**REQUIRED WORK**:
Gather, from the data below, each line in which the word "title" occurs.

**MATERIAL SHOWN**:
·····

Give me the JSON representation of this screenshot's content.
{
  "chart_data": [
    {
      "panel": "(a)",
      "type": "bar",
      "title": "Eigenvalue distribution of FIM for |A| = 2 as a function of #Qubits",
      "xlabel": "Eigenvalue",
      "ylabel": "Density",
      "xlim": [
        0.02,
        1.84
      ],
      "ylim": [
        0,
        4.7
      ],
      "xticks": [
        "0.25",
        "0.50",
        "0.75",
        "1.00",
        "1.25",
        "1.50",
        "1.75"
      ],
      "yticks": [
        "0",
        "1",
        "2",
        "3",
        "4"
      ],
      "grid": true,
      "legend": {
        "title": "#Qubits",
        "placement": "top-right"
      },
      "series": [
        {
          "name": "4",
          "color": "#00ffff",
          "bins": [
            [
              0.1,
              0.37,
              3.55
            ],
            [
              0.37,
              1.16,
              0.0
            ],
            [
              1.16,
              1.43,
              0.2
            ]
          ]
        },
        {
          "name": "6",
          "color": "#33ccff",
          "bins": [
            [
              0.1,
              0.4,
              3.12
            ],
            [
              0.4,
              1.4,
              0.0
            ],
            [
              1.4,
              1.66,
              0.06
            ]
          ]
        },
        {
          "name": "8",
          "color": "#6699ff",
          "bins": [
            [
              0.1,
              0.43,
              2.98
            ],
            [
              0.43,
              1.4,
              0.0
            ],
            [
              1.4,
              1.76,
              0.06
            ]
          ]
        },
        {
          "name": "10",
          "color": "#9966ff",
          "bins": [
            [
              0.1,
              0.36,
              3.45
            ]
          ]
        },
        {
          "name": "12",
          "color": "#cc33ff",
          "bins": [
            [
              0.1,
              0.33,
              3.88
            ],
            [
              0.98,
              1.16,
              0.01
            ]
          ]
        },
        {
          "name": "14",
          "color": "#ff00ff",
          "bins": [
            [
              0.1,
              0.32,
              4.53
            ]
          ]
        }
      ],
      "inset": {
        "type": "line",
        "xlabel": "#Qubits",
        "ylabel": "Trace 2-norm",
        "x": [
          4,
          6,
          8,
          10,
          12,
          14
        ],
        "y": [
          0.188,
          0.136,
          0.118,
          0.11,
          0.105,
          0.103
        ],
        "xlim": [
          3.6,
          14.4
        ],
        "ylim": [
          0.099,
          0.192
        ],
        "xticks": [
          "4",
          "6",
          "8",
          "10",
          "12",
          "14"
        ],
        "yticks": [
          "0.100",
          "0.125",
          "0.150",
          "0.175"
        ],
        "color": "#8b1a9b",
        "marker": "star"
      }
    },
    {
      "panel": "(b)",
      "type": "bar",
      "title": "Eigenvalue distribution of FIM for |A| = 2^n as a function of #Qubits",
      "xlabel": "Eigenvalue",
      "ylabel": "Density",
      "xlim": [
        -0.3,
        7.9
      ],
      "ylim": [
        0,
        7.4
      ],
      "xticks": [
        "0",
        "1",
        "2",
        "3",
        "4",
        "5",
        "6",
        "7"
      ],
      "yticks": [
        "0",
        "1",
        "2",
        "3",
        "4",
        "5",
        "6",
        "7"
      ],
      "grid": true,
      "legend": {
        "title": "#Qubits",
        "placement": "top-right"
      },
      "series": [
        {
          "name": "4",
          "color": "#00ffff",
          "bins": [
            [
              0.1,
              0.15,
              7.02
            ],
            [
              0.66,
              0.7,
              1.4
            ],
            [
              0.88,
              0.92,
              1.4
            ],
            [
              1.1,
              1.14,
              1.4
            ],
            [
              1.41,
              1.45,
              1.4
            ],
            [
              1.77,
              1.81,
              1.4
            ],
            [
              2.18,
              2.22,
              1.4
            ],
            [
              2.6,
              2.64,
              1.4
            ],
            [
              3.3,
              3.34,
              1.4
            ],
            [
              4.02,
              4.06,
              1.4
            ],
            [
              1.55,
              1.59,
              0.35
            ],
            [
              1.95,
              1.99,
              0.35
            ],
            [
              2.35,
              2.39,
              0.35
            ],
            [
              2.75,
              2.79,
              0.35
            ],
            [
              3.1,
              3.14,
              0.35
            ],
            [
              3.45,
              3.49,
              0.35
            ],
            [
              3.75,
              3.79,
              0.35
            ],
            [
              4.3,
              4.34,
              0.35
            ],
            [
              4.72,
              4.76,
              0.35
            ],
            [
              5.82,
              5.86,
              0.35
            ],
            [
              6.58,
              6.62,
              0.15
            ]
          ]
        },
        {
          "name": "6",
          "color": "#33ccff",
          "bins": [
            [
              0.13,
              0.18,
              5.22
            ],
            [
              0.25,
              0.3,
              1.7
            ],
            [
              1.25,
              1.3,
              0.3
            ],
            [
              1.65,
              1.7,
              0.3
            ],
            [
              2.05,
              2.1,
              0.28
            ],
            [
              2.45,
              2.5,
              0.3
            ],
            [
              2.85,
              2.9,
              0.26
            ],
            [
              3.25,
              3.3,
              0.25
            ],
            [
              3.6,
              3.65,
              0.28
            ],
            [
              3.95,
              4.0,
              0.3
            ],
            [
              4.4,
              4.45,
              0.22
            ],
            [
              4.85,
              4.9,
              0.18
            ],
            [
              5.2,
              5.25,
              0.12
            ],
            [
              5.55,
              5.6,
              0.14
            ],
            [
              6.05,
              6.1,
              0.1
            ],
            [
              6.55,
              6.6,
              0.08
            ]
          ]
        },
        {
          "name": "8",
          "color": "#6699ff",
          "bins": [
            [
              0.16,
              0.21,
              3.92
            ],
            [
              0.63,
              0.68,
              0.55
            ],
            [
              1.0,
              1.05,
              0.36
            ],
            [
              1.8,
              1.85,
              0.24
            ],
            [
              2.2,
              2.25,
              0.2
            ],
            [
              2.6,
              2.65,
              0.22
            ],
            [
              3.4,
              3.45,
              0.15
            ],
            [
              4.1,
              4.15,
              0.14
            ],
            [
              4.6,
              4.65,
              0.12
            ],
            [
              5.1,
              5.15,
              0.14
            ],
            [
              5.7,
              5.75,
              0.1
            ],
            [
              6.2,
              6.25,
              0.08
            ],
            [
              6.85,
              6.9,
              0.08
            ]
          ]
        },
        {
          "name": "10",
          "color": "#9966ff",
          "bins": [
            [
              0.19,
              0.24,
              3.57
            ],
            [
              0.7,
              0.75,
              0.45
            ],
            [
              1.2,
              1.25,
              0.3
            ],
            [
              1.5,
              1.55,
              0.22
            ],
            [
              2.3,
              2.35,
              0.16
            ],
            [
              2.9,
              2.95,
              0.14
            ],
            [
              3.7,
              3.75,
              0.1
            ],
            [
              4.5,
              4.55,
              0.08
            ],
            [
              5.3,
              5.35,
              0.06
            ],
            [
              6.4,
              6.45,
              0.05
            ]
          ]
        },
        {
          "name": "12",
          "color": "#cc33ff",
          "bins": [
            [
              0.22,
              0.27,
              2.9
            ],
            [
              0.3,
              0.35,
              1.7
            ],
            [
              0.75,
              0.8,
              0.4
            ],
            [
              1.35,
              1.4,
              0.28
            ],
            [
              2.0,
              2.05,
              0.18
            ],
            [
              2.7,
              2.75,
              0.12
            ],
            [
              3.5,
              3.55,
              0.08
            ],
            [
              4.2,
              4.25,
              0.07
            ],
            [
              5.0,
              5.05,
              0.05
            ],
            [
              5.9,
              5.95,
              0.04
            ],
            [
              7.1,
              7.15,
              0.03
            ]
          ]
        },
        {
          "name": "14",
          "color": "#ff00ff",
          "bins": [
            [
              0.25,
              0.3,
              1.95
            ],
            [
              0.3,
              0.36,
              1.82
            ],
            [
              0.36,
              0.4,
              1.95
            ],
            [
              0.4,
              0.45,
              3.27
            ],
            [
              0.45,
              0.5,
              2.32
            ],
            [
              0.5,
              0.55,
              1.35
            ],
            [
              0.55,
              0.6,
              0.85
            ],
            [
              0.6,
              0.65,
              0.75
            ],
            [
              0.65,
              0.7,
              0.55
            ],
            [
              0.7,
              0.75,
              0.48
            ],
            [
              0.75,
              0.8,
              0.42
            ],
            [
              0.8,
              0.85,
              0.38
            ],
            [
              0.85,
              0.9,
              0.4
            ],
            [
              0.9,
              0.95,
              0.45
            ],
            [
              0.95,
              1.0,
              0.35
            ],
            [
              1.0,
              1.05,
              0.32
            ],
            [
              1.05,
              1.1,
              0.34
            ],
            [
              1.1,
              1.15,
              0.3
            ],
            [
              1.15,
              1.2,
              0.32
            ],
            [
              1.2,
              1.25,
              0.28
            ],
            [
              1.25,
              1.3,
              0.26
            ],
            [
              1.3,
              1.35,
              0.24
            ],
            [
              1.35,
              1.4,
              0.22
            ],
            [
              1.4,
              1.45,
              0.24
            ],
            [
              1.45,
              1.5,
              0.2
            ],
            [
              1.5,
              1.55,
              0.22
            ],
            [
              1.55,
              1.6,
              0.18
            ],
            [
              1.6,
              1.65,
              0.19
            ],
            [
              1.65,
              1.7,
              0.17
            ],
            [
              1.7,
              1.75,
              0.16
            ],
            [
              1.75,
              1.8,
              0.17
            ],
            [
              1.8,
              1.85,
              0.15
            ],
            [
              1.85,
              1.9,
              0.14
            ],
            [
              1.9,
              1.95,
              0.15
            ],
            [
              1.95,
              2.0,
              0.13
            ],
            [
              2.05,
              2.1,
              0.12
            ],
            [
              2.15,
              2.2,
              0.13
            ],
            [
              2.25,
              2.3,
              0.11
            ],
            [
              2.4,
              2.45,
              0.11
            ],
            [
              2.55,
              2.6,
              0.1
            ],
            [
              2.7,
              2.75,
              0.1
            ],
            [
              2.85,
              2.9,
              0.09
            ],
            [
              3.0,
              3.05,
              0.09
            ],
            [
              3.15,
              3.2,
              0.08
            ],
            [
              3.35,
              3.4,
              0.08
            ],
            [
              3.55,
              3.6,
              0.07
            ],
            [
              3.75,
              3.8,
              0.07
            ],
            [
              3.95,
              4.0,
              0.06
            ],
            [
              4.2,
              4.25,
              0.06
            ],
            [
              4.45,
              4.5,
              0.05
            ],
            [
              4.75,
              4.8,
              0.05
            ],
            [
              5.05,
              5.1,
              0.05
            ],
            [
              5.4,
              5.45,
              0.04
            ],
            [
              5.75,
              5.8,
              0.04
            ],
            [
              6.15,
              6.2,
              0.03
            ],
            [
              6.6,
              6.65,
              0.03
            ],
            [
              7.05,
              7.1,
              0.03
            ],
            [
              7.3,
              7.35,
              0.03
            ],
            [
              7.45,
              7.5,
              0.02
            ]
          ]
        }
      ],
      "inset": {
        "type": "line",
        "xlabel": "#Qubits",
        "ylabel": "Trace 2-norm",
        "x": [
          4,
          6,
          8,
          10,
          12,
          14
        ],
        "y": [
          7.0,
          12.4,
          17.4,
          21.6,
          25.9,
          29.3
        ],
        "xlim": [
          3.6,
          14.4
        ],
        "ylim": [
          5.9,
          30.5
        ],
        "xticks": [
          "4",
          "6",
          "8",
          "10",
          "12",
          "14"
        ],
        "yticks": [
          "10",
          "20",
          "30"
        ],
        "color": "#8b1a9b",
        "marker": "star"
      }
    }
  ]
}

·····

**TASK RESULT**:
      "title": "Eigenvalue distribution of FIM for |A| = 2 as a function of #Qubits",
        "title": "#Qubits",
      "title": "Eigenvalue distribution of FIM for |A| = 2^n as a function of #Qubits",
        "title": "#Qubits",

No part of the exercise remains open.